BEGIN Working data

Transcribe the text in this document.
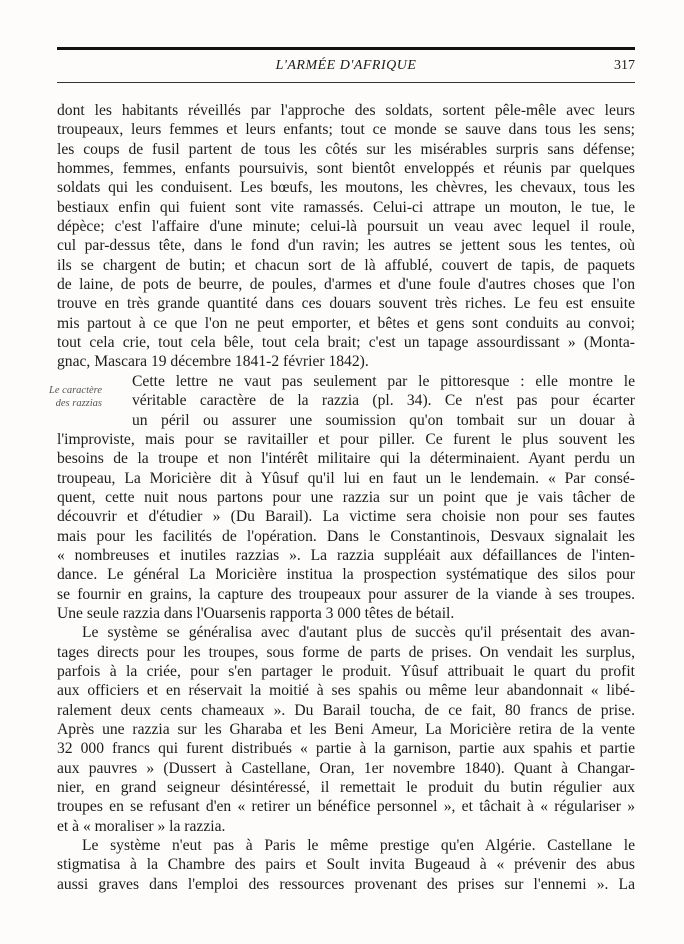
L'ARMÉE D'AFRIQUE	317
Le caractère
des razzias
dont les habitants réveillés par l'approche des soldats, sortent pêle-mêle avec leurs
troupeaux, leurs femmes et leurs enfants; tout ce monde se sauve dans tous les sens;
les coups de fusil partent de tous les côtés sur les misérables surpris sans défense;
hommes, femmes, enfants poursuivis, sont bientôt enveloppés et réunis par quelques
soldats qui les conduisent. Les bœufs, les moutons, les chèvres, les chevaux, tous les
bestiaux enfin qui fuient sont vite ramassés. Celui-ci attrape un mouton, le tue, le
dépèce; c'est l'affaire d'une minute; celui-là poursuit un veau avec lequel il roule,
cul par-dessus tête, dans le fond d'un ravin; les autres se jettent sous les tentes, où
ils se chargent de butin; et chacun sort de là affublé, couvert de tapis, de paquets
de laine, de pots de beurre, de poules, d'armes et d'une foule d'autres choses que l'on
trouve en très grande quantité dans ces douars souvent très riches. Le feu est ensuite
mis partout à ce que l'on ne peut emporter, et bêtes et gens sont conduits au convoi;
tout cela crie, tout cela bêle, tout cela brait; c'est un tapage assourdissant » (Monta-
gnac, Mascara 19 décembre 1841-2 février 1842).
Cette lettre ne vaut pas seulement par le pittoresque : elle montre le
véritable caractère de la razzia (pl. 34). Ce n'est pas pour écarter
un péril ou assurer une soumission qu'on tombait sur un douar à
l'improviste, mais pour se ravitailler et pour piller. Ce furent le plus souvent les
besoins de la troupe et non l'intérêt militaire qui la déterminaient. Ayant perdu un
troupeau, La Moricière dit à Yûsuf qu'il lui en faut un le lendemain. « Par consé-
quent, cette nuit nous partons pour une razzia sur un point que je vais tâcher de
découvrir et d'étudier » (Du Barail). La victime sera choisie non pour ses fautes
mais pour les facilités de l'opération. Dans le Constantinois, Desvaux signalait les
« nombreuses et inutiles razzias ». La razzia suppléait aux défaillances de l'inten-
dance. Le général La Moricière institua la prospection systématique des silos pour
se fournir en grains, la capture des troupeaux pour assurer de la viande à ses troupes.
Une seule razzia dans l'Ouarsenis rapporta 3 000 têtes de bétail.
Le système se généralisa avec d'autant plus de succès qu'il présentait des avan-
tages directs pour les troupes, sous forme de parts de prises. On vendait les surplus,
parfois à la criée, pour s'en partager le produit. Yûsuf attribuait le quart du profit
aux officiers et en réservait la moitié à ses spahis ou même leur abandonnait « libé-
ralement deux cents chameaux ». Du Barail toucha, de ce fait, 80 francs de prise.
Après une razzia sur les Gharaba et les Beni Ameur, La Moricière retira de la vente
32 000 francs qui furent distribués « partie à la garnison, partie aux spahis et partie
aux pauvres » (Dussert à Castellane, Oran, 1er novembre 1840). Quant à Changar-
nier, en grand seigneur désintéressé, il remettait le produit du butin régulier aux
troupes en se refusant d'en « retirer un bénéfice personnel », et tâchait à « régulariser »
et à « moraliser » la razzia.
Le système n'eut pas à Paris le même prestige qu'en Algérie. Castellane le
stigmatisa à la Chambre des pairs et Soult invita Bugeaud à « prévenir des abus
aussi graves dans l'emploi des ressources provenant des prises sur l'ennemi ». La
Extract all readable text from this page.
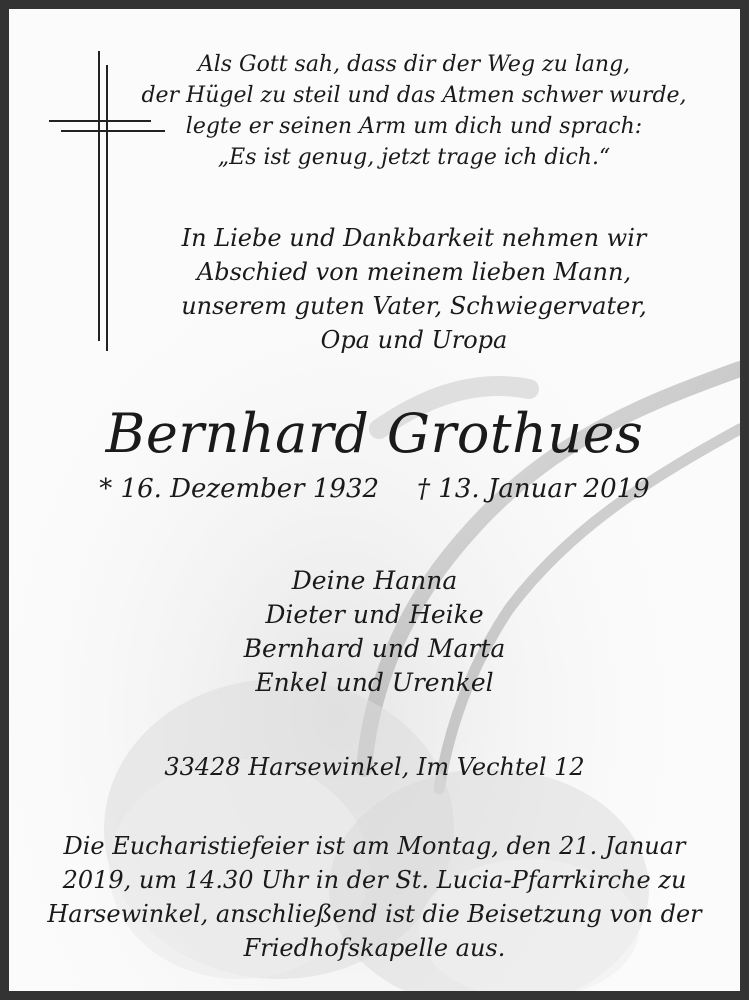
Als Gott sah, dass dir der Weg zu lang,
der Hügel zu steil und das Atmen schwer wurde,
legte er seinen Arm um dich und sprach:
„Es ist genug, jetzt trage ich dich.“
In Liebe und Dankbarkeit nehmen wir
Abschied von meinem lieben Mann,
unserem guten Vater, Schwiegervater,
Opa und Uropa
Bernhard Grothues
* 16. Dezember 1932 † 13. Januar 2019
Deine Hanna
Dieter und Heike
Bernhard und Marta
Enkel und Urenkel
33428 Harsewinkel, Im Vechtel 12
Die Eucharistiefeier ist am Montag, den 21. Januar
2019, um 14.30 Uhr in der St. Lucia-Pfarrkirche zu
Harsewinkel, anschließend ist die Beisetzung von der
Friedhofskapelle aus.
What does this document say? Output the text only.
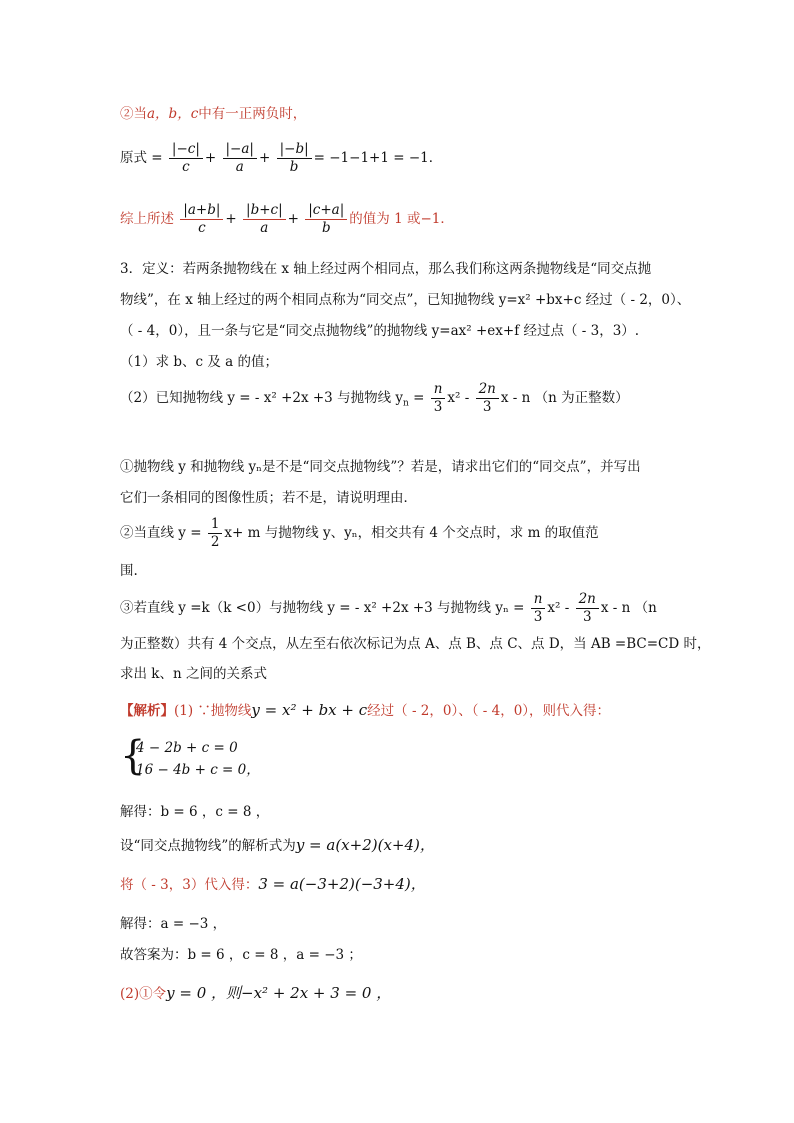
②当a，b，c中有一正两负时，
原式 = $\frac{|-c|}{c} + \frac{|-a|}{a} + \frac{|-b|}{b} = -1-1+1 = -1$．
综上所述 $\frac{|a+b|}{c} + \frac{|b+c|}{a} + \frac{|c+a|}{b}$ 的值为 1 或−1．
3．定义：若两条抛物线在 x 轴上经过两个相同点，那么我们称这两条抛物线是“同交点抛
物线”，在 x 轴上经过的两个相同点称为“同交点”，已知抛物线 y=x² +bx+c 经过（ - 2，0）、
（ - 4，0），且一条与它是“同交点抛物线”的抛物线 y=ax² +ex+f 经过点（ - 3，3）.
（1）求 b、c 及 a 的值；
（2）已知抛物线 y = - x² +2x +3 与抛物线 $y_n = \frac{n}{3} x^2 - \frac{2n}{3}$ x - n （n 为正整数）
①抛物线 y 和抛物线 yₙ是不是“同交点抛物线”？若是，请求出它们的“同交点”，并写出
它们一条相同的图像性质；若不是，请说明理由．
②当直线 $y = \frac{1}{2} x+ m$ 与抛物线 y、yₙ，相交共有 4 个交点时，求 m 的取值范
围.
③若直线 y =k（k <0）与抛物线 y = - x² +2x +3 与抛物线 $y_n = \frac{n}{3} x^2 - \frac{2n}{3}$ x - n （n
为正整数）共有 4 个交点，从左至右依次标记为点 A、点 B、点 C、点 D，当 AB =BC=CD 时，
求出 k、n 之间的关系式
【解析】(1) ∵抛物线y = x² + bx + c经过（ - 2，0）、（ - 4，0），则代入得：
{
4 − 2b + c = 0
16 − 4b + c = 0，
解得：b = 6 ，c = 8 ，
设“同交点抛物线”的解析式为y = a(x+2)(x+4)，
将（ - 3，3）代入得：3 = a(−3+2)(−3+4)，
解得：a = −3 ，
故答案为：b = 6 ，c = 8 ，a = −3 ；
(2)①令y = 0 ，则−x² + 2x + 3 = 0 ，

END Working data

What you should do >> Identify and copy lines that hold the string "assurer".

Task output >>
un péril ou assurer une soumission qu'on tombait sur un douar à
se fournir en grains, la capture des troupeaux pour assurer de la viande à ses troupes.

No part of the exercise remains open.